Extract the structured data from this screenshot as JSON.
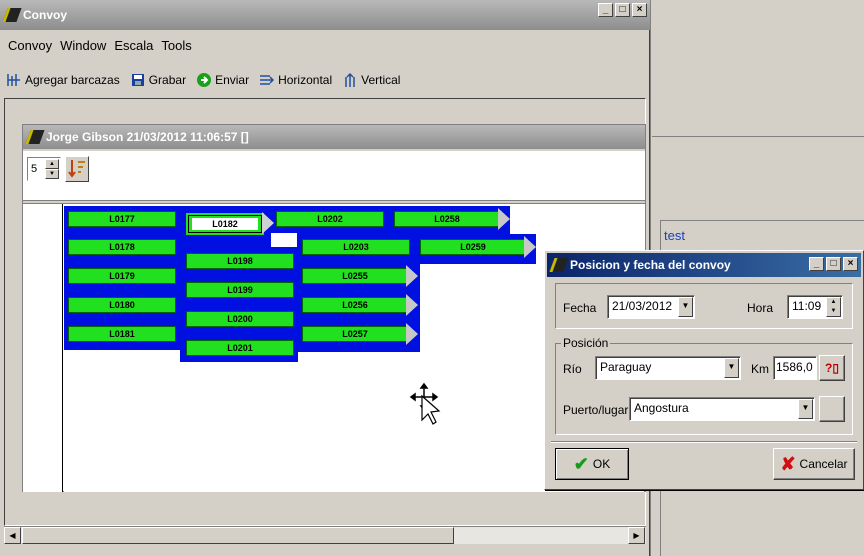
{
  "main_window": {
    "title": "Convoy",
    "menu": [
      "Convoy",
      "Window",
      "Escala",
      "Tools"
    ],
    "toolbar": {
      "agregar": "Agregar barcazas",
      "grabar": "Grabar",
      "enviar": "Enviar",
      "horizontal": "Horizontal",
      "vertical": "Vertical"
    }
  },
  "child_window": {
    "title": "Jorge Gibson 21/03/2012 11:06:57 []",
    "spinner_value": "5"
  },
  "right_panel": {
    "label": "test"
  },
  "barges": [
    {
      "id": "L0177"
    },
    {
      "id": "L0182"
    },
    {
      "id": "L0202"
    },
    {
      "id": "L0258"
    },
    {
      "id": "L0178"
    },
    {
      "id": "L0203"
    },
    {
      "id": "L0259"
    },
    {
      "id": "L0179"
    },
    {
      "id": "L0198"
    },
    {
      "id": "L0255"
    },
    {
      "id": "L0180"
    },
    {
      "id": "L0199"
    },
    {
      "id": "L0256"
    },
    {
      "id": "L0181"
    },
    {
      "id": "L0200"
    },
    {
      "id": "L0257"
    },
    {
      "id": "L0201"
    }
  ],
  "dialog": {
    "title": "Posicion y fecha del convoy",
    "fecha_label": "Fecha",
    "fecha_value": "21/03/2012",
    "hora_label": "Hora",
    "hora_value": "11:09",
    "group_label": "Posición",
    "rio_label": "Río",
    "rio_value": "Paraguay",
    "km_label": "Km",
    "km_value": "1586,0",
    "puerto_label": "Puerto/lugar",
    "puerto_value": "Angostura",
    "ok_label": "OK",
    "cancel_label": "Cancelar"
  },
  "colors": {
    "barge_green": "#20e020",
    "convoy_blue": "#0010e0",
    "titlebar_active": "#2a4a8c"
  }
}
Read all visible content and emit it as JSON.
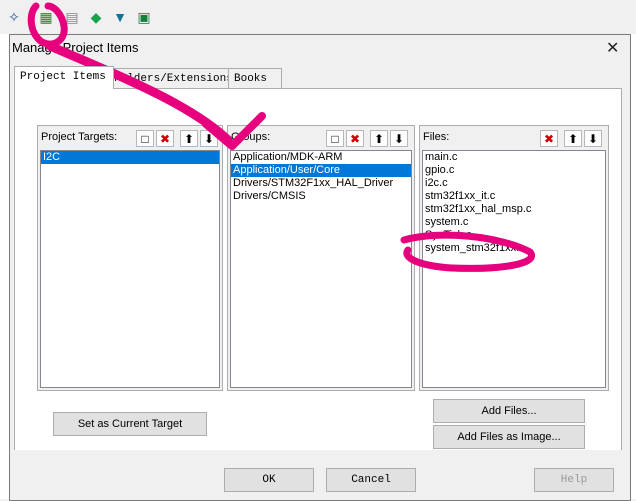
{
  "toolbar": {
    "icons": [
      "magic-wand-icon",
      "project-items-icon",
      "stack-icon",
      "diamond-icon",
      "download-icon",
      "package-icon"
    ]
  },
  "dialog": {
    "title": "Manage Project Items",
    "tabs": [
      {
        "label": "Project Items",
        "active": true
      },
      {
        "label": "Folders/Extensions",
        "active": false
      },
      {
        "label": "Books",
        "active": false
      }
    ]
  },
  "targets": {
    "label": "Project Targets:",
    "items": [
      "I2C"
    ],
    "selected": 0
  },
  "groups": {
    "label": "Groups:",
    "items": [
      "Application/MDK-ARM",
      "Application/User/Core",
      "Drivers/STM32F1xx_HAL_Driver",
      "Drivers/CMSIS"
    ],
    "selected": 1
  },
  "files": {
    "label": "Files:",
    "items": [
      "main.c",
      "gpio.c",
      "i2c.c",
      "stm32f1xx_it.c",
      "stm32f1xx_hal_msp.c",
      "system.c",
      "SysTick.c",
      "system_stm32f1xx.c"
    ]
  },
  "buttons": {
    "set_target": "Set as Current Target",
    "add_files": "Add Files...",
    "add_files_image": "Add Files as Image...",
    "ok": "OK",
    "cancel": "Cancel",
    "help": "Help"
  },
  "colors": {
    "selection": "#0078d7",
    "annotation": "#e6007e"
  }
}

#####

→ Exercise requirements:
Show, from the listing above, each line that contains the word "Application".

→ Response to this task:
      "Application/MDK-ARM",
      "Application/User/Core",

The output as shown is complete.